--- Что сделать 1 ---
Отредактируйте фрагмент текста для анализа от слов «История любви героя» до слов «области интимных отношений.» включительно: приведите его заново, заменив «интимных отношений» на «личных отношений».
--- Что сделать 2 ---
Жертвой чего, согласно тексту для анализа, стал Иртенев?

--- Текст для анализа ---
История любви героя "Дьявола" - наглядное подтверждение несостоятельности идеи двойственной, биосоциальной природы человеческой личности и психики, используемой применительно к области интимных отношений.

Тайна любви - где она? Ни в теле, ни в душе, хотя и то и другое участвуют в этом таинстве.

Иртенев стал жертвой отнюдь не дуализма "тела" и "души", не состязания природноестественного начала с духовным, нравственным началом по принципу "кто кого?", и даже не чувства, которое само по себе прекрасно и плодотворно для человека, его испытавшего, но своей неспособности ответить на это чувство.

Способность любить по-человечески не задана, не "запрограммирована" заранее, от рождения, и имеет в качестве своего природного истока лишь биологическую предпосылку, которую еще предстоит "очеловечить". Но это не значит, что развитие способности любить представляет собой процесс облагораживающего воздействия духа на тело, или воспитание тела духом. Процесс превращения любого живого чувства или инстинкта в человеческое есть фрагмент, частичка общего процесса рождения человеческой психики (духа, сознания) в неразрывном единстве с развитием самого "органического тела". В этом смысле требования и поведение "тела" столь же симптоматичны и показательны, как и невидимая, скрытая реакция, работа "души". Беда, драма Иртенева началась с того момента, когда он почувствовал (а потом и понял), что захватившая его страсть нечто иное, чем зов инстинкта. Но готовый отдаться этому чувству и телом и душой, он не может этого сделать, зная, что находится в среде и системе отношений, в которых никто и никогда не поймет и не разделит его страсти.

Сохранённые данные:

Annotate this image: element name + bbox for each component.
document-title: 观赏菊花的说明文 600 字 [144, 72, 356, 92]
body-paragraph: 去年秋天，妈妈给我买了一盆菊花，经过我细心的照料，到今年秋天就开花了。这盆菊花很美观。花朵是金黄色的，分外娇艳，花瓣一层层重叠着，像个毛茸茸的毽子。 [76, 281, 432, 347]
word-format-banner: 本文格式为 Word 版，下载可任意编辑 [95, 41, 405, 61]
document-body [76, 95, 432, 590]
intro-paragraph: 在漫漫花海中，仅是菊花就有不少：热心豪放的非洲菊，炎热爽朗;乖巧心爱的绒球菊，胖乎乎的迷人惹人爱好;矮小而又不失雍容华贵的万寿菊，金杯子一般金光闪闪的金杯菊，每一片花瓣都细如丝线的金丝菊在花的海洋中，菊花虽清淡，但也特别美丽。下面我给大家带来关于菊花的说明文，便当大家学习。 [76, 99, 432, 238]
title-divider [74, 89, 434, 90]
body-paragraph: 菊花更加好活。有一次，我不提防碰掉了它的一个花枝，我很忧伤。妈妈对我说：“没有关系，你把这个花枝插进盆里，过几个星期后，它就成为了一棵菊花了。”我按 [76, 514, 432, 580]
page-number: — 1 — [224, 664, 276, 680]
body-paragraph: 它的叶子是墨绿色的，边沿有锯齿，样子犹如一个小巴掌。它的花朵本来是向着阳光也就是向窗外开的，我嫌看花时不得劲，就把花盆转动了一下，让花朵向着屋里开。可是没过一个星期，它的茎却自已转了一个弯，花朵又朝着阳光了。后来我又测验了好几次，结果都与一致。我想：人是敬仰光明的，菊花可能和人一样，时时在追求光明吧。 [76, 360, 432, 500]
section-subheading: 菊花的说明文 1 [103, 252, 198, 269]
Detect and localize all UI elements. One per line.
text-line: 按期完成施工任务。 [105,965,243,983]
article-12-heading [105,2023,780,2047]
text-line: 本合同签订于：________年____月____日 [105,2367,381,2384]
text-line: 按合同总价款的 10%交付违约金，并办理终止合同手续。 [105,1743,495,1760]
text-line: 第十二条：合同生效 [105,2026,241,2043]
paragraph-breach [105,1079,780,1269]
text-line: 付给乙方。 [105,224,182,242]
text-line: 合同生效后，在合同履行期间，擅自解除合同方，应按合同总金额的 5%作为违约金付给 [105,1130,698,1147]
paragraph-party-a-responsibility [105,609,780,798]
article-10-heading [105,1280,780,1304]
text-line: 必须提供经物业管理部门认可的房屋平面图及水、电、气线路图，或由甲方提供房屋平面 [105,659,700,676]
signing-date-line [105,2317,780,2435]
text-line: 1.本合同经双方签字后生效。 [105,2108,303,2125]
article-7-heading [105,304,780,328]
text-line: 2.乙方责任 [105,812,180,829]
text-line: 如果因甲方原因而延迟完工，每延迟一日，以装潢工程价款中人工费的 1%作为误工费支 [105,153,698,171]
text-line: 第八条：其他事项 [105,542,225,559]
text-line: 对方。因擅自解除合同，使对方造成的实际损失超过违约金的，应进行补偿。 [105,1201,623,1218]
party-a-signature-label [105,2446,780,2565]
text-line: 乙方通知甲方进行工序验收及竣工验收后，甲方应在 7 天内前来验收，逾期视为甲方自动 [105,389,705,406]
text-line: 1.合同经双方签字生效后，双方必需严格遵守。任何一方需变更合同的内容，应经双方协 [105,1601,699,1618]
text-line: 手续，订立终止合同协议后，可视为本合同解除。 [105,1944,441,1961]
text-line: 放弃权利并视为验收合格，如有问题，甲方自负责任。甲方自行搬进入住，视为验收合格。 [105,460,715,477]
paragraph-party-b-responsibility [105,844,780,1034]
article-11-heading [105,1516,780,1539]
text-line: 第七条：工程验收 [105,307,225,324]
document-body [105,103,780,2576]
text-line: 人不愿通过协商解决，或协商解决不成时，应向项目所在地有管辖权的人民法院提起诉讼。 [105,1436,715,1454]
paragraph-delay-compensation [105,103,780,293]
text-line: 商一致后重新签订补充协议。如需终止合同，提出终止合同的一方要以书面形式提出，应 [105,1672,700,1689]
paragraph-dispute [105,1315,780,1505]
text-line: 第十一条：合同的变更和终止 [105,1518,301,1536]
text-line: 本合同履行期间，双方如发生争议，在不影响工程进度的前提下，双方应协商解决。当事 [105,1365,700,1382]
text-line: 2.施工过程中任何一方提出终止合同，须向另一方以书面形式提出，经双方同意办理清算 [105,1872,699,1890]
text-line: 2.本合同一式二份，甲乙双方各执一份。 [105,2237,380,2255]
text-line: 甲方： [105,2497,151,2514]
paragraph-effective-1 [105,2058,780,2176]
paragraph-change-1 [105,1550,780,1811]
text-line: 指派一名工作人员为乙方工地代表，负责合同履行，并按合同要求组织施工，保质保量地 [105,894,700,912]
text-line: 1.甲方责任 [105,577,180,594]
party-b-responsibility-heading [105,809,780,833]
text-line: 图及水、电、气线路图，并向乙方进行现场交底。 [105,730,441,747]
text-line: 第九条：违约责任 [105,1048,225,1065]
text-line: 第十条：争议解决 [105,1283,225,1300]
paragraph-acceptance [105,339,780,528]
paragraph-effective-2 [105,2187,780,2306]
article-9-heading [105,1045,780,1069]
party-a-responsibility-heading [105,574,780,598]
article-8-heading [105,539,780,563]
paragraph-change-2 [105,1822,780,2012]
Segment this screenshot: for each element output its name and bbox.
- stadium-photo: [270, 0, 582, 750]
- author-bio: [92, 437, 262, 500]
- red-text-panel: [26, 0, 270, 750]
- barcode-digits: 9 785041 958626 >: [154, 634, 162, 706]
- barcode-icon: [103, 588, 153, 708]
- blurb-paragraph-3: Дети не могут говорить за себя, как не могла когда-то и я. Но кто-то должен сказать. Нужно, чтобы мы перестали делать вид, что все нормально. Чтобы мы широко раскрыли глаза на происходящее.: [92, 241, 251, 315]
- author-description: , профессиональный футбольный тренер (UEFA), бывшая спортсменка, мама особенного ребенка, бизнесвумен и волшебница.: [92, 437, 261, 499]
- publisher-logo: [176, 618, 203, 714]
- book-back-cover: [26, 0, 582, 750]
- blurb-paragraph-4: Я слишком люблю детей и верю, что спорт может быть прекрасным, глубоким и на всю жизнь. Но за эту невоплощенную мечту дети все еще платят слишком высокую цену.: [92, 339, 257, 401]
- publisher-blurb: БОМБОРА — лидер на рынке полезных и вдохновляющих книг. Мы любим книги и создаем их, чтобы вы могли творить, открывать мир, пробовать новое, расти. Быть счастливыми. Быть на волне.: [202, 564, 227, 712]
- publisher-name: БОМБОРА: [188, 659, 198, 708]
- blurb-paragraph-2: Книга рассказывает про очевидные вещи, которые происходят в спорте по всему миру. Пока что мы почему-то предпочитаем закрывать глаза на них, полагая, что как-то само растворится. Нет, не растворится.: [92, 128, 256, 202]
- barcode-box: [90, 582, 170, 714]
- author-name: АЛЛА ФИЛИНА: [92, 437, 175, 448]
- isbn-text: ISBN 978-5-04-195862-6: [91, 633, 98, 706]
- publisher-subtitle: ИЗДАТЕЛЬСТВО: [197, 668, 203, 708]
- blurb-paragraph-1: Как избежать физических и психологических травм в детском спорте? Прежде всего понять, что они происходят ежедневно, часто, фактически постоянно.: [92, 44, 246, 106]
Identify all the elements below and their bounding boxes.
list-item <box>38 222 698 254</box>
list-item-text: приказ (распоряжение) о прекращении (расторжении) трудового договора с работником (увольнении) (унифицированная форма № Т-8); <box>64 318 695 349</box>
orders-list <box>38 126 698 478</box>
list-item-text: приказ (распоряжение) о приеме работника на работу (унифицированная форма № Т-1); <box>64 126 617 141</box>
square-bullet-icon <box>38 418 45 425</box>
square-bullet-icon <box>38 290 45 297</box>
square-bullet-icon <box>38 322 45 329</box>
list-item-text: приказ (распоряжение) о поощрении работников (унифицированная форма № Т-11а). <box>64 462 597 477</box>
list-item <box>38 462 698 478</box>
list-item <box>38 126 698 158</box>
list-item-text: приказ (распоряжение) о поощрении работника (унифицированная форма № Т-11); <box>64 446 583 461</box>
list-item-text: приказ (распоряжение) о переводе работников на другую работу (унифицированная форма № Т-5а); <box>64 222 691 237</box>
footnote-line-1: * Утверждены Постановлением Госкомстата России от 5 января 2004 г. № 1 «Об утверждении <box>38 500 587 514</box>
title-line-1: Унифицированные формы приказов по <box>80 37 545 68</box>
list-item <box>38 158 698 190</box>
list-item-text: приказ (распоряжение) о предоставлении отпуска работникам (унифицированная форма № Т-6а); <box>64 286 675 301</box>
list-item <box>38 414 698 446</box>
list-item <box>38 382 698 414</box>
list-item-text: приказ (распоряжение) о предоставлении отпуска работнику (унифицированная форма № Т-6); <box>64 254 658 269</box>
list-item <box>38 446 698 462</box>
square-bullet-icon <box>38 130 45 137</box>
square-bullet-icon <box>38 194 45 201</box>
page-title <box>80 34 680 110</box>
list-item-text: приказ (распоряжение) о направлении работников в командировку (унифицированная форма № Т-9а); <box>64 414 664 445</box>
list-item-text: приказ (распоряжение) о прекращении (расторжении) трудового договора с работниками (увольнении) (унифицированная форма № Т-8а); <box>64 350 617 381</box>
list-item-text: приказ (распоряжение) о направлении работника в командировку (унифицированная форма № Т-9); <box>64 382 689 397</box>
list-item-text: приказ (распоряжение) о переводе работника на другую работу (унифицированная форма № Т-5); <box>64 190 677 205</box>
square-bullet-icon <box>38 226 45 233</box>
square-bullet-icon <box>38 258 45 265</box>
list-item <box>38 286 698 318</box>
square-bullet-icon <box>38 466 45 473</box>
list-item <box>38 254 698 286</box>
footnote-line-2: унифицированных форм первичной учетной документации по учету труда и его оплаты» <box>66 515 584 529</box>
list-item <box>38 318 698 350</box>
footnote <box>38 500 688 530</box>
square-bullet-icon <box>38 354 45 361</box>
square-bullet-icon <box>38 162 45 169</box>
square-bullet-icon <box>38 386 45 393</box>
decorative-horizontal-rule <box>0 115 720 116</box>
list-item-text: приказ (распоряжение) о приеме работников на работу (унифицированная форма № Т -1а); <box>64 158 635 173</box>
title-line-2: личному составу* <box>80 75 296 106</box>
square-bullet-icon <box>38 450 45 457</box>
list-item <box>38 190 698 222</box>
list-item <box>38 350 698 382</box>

--- Поле ответа 1 ---
История любви героя "Дьявола" - наглядное подтверждение несостоятельности идеи двойственной, биосоциальной природы человеческой личности и психики, используемой применительно к области личных отношений.

--- Поле ответа 2 ---
Своей неспособности ответить на это чувство.